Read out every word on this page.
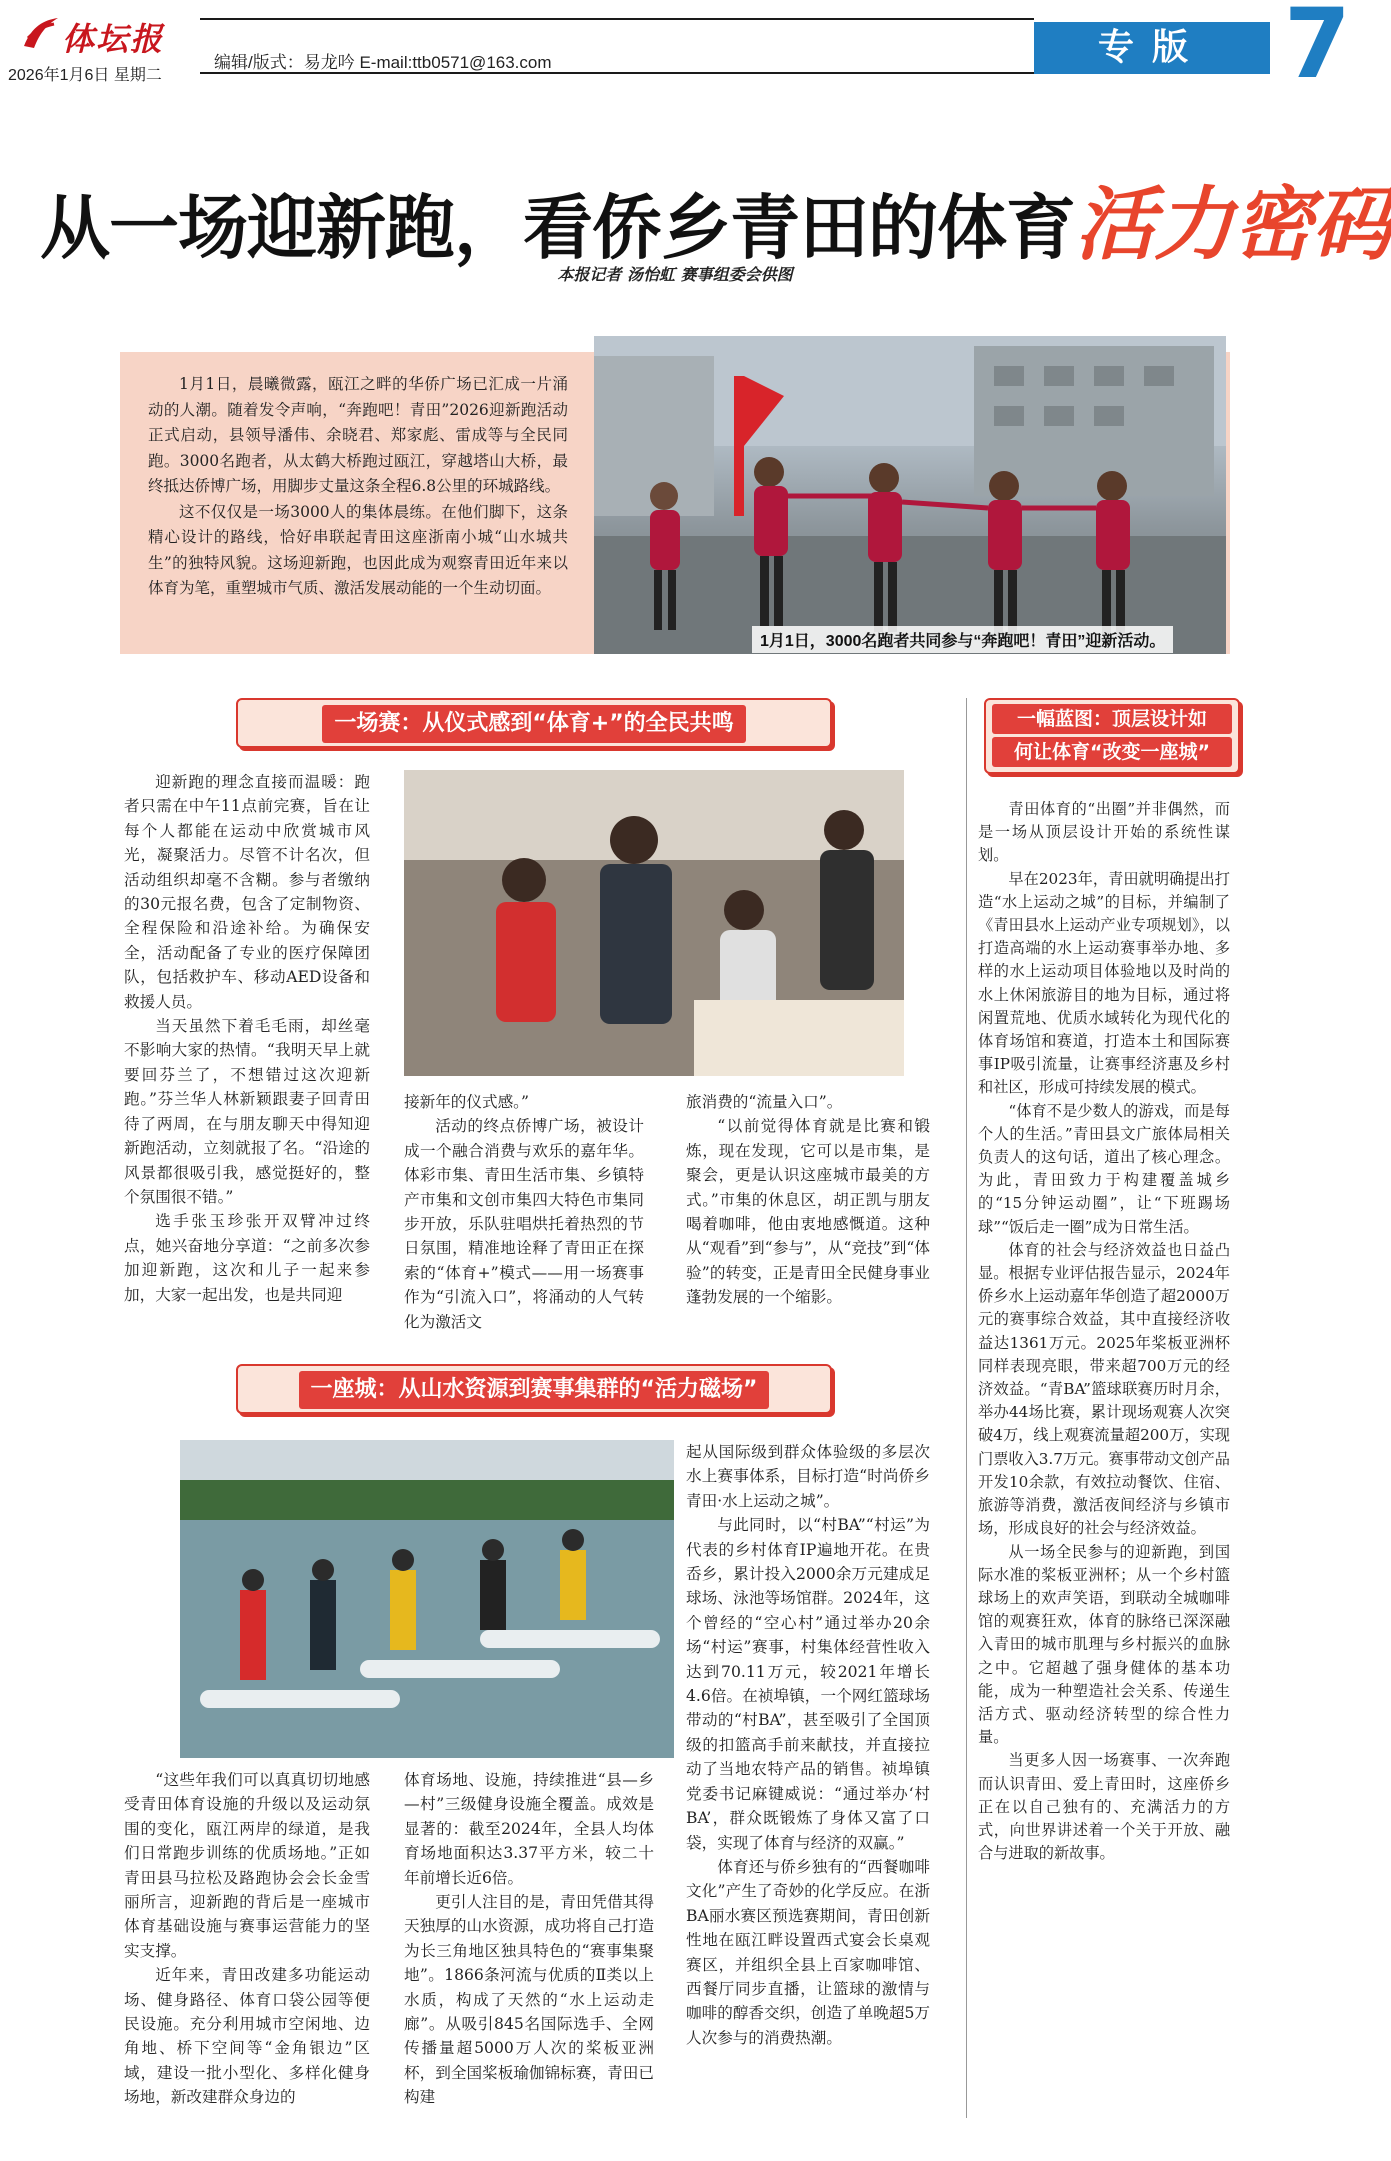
体坛报
2026年1月6日 星期二
编辑/版式：易龙吟 E-mail:ttb0571@163.com	专版 7
从一场迎新跑，看侨乡青田的体育活力密码
本报记者 汤怡虹 赛事组委会供图

1月1日，晨曦微露，瓯江之畔的华侨广场已汇成一片涌动的人潮。随着发令声响，“奔跑吧！青田”2026迎新跑活动正式启动，县领导潘伟、余晓君、郑家彪、雷成等与全民同跑。3000名跑者，从太鹤大桥跑过瓯江，穿越塔山大桥，最终抵达侨博广场，用脚步丈量这条全程6.8公里的环城路线。

这不仅仅是一场3000人的集体晨练。在他们脚下，这条精心设计的路线，恰好串联起青田这座浙南小城“山水城共生”的独特风貌。这场迎新跑，也因此成为观察青田近年来以体育为笔，重塑城市气质、激活发展动能的一个生动切面。

1月1日，3000名跑者共同参与“奔跑吧！青田”迎新活动。
一场赛：从仪式感到“体育+”的全民共鸣

迎新跑的理念直接而温暖：跑者只需在中午11点前完赛，旨在让每个人都能在运动中欣赏城市风光，凝聚活力。尽管不计名次，但活动组织却毫不含糊。参与者缴纳的30元报名费，包含了定制物资、全程保险和沿途补给。为确保安全，活动配备了专业的医疗保障团队，包括救护车、移动AED设备和救援人员。

当天虽然下着毛毛雨，却丝毫不影响大家的热情。“我明天早上就要回芬兰了，不想错过这次迎新跑。”芬兰华人林新颖跟妻子回青田待了两周，在与朋友聊天中得知迎新跑活动，立刻就报了名。“沿途的风景都很吸引我，感觉挺好的，整个氛围很不错。”

选手张玉珍张开双臂冲过终点，她兴奋地分享道：“之前多次参加迎新跑，这次和儿子一起来参加，大家一起出发，也是共同迎

接新年的仪式感。”

活动的终点侨博广场，被设计成一个融合消费与欢乐的嘉年华。体彩市集、青田生活市集、乡镇特产市集和文创市集四大特色市集同步开放，乐队驻唱烘托着热烈的节日氛围，精准地诠释了青田正在探索的“体育+”模式——用一场赛事作为“引流入口”，将涌动的人气转化为激活文

旅消费的“流量入口”。

“以前觉得体育就是比赛和锻炼，现在发现，它可以是市集，是聚会，更是认识这座城市最美的方式。”市集的休息区，胡正凯与朋友喝着咖啡，他由衷地感慨道。这种从“观看”到“参与”，从“竞技”到“体验”的转变，正是青田全民健身事业蓬勃发展的一个缩影。

一座城：从山水资源到赛事集群的“活力磁场”

起从国际级到群众体验级的多层次水上赛事体系，目标打造“时尚侨乡青田·水上运动之城”。

与此同时，以“村BA”“村运”为代表的乡村体育IP遍地开花。在贵岙乡，累计投入2000余万元建成足球场、泳池等场馆群。2024年，这个曾经的“空心村”通过举办20余场“村运”赛事，村集体经营性收入达到70.11万元，较2021年增长4.6倍。在祯埠镇，一个网红篮球场带动的“村BA”，甚至吸引了全国顶级的扣篮高手前来献技，并直接拉动了当地农特产品的销售。祯埠镇党委书记麻键威说：“通过举办‘村BA’，群众既锻炼了身体又富了口袋，实现了体育与经济的双赢。”

体育还与侨乡独有的“西餐咖啡文化”产生了奇妙的化学反应。在浙BA丽水赛区预选赛期间，青田创新性地在瓯江畔设置西式宴会长桌观赛区，并组织全县上百家咖啡馆、西餐厅同步直播，让篮球的激情与咖啡的醇香交织，创造了单晚超5万人次参与的消费热潮。

“这些年我们可以真真切切地感受青田体育设施的升级以及运动氛围的变化，瓯江两岸的绿道，是我们日常跑步训练的优质场地。”正如青田县马拉松及路跑协会会长金雪丽所言，迎新跑的背后是一座城市体育基础设施与赛事运营能力的坚实支撑。

近年来，青田改建多功能运动场、健身路径、体育口袋公园等便民设施。充分利用城市空闲地、边角地、桥下空间等“金角银边”区域，建设一批小型化、多样化健身场地，新改建群众身边的

体育场地、设施，持续推进“县—乡—村”三级健身设施全覆盖。成效是显著的：截至2024年，全县人均体育场地面积达3.37平方米，较二十年前增长近6倍。

更引人注目的是，青田凭借其得天独厚的山水资源，成功将自己打造为长三角地区独具特色的“赛事集聚地”。1866条河流与优质的Ⅱ类以上水质，构成了天然的“水上运动走廊”。从吸引845名国际选手、全网传播量超5000万人次的桨板亚洲杯，到全国桨板瑜伽锦标赛，青田已构建

一幅蓝图：顶层设计如
何让体育“改变一座城”

青田体育的“出圈”并非偶然，而是一场从顶层设计开始的系统性谋划。

早在2023年，青田就明确提出打造“水上运动之城”的目标，并编制了《青田县水上运动产业专项规划》，以打造高端的水上运动赛事举办地、多样的水上运动项目体验地以及时尚的水上休闲旅游目的地为目标，通过将闲置荒地、优质水域转化为现代化的体育场馆和赛道，打造本土和国际赛事IP吸引流量，让赛事经济惠及乡村和社区，形成可持续发展的模式。

“体育不是少数人的游戏，而是每个人的生活。”青田县文广旅体局相关负责人的这句话，道出了核心理念。为此，青田致力于构建覆盖城乡的“15分钟运动圈”，让“下班踢场球”“饭后走一圈”成为日常生活。

体育的社会与经济效益也日益凸显。根据专业评估报告显示，2024年侨乡水上运动嘉年华创造了超2000万元的赛事综合效益，其中直接经济收益达1361万元。2025年桨板亚洲杯同样表现亮眼，带来超700万元的经济效益。“青BA”篮球联赛历时月余，举办44场比赛，累计现场观赛人次突破4万，线上观赛流量超200万，实现门票收入3.7万元。赛事带动文创产品开发10余款，有效拉动餐饮、住宿、旅游等消费，激活夜间经济与乡镇市场，形成良好的社会与经济效益。

从一场全民参与的迎新跑，到国际水准的桨板亚洲杯；从一个乡村篮球场上的欢声笑语，到联动全城咖啡馆的观赛狂欢，体育的脉络已深深融入青田的城市肌理与乡村振兴的血脉之中。它超越了强身健体的基本功能，成为一种塑造社会关系、传递生活方式、驱动经济转型的综合性力量。

当更多人因一场赛事、一次奔跑而认识青田、爱上青田时，这座侨乡正在以自己独有的、充满活力的方式，向世界讲述着一个关于开放、融合与进取的新故事。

+++

▶ _Work instructions_: Reproduce all entries exactly. Pictures do not belong in the copy.

▶ _Expected answer_:
Read out every word on this page.
体坛报
2026年1月6日 星期二
编辑/版式：易龙吟 E-mail:ttb0571@163.com	专版 7
从一场迎新跑，看侨乡青田的体育活力密码
本报记者 汤怡虹 赛事组委会供图

1月1日，晨曦微露，瓯江之畔的华侨广场已汇成一片涌动的人潮。随着发令声响，“奔跑吧！青田”2026迎新跑活动正式启动，县领导潘伟、余晓君、郑家彪、雷成等与全民同跑。3000名跑者，从太鹤大桥跑过瓯江，穿越塔山大桥，最终抵达侨博广场，用脚步丈量这条全程6.8公里的环城路线。

这不仅仅是一场3000人的集体晨练。在他们脚下，这条精心设计的路线，恰好串联起青田这座浙南小城“山水城共生”的独特风貌。这场迎新跑，也因此成为观察青田近年来以体育为笔，重塑城市气质、激活发展动能的一个生动切面。

1月1日，3000名跑者共同参与“奔跑吧！青田”迎新活动。
一场赛：从仪式感到“体育+”的全民共鸣

迎新跑的理念直接而温暖：跑者只需在中午11点前完赛，旨在让每个人都能在运动中欣赏城市风光，凝聚活力。尽管不计名次，但活动组织却毫不含糊。参与者缴纳的30元报名费，包含了定制物资、全程保险和沿途补给。为确保安全，活动配备了专业的医疗保障团队，包括救护车、移动AED设备和救援人员。

当天虽然下着毛毛雨，却丝毫不影响大家的热情。“我明天早上就要回芬兰了，不想错过这次迎新跑。”芬兰华人林新颖跟妻子回青田待了两周，在与朋友聊天中得知迎新跑活动，立刻就报了名。“沿途的风景都很吸引我，感觉挺好的，整个氛围很不错。”

选手张玉珍张开双臂冲过终点，她兴奋地分享道：“之前多次参加迎新跑，这次和儿子一起来参加，大家一起出发，也是共同迎

接新年的仪式感。”

活动的终点侨博广场，被设计成一个融合消费与欢乐的嘉年华。体彩市集、青田生活市集、乡镇特产市集和文创市集四大特色市集同步开放，乐队驻唱烘托着热烈的节日氛围，精准地诠释了青田正在探索的“体育+”模式——用一场赛事作为“引流入口”，将涌动的人气转化为激活文

旅消费的“流量入口”。

“以前觉得体育就是比赛和锻炼，现在发现，它可以是市集，是聚会，更是认识这座城市最美的方式。”市集的休息区，胡正凯与朋友喝着咖啡，他由衷地感慨道。这种从“观看”到“参与”，从“竞技”到“体验”的转变，正是青田全民健身事业蓬勃发展的一个缩影。

一座城：从山水资源到赛事集群的“活力磁场”

起从国际级到群众体验级的多层次水上赛事体系，目标打造“时尚侨乡青田·水上运动之城”。

与此同时，以“村BA”“村运”为代表的乡村体育IP遍地开花。在贵岙乡，累计投入2000余万元建成足球场、泳池等场馆群。2024年，这个曾经的“空心村”通过举办20余场“村运”赛事，村集体经营性收入达到70.11万元，较2021年增长4.6倍。在祯埠镇，一个网红篮球场带动的“村BA”，甚至吸引了全国顶级的扣篮高手前来献技，并直接拉动了当地农特产品的销售。祯埠镇党委书记麻键威说：“通过举办‘村BA’，群众既锻炼了身体又富了口袋，实现了体育与经济的双赢。”

体育还与侨乡独有的“西餐咖啡文化”产生了奇妙的化学反应。在浙BA丽水赛区预选赛期间，青田创新性地在瓯江畔设置西式宴会长桌观赛区，并组织全县上百家咖啡馆、西餐厅同步直播，让篮球的激情与咖啡的醇香交织，创造了单晚超5万人次参与的消费热潮。

“这些年我们可以真真切切地感受青田体育设施的升级以及运动氛围的变化，瓯江两岸的绿道，是我们日常跑步训练的优质场地。”正如青田县马拉松及路跑协会会长金雪丽所言，迎新跑的背后是一座城市体育基础设施与赛事运营能力的坚实支撑。

近年来，青田改建多功能运动场、健身路径、体育口袋公园等便民设施。充分利用城市空闲地、边角地、桥下空间等“金角银边”区域，建设一批小型化、多样化健身场地，新改建群众身边的

体育场地、设施，持续推进“县—乡—村”三级健身设施全覆盖。成效是显著的：截至2024年，全县人均体育场地面积达3.37平方米，较二十年前增长近6倍。

更引人注目的是，青田凭借其得天独厚的山水资源，成功将自己打造为长三角地区独具特色的“赛事集聚地”。1866条河流与优质的Ⅱ类以上水质，构成了天然的“水上运动走廊”。从吸引845名国际选手、全网传播量超5000万人次的桨板亚洲杯，到全国桨板瑜伽锦标赛，青田已构建

一幅蓝图：顶层设计如
何让体育“改变一座城”

青田体育的“出圈”并非偶然，而是一场从顶层设计开始的系统性谋划。

早在2023年，青田就明确提出打造“水上运动之城”的目标，并编制了《青田县水上运动产业专项规划》，以打造高端的水上运动赛事举办地、多样的水上运动项目体验地以及时尚的水上休闲旅游目的地为目标，通过将闲置荒地、优质水域转化为现代化的体育场馆和赛道，打造本土和国际赛事IP吸引流量，让赛事经济惠及乡村和社区，形成可持续发展的模式。

“体育不是少数人的游戏，而是每个人的生活。”青田县文广旅体局相关负责人的这句话，道出了核心理念。为此，青田致力于构建覆盖城乡的“15分钟运动圈”，让“下班踢场球”“饭后走一圈”成为日常生活。

体育的社会与经济效益也日益凸显。根据专业评估报告显示，2024年侨乡水上运动嘉年华创造了超2000万元的赛事综合效益，其中直接经济收益达1361万元。2025年桨板亚洲杯同样表现亮眼，带来超700万元的经济效益。“青BA”篮球联赛历时月余，举办44场比赛，累计现场观赛人次突破4万，线上观赛流量超200万，实现门票收入3.7万元。赛事带动文创产品开发10余款，有效拉动餐饮、住宿、旅游等消费，激活夜间经济与乡镇市场，形成良好的社会与经济效益。

从一场全民参与的迎新跑，到国际水准的桨板亚洲杯；从一个乡村篮球场上的欢声笑语，到联动全城咖啡馆的观赛狂欢，体育的脉络已深深融入青田的城市肌理与乡村振兴的血脉之中。它超越了强身健体的基本功能，成为一种塑造社会关系、传递生活方式、驱动经济转型的综合性力量。

当更多人因一场赛事、一次奔跑而认识青田、爱上青田时，这座侨乡正在以自己独有的、充满活力的方式，向世界讲述着一个关于开放、融合与进取的新故事。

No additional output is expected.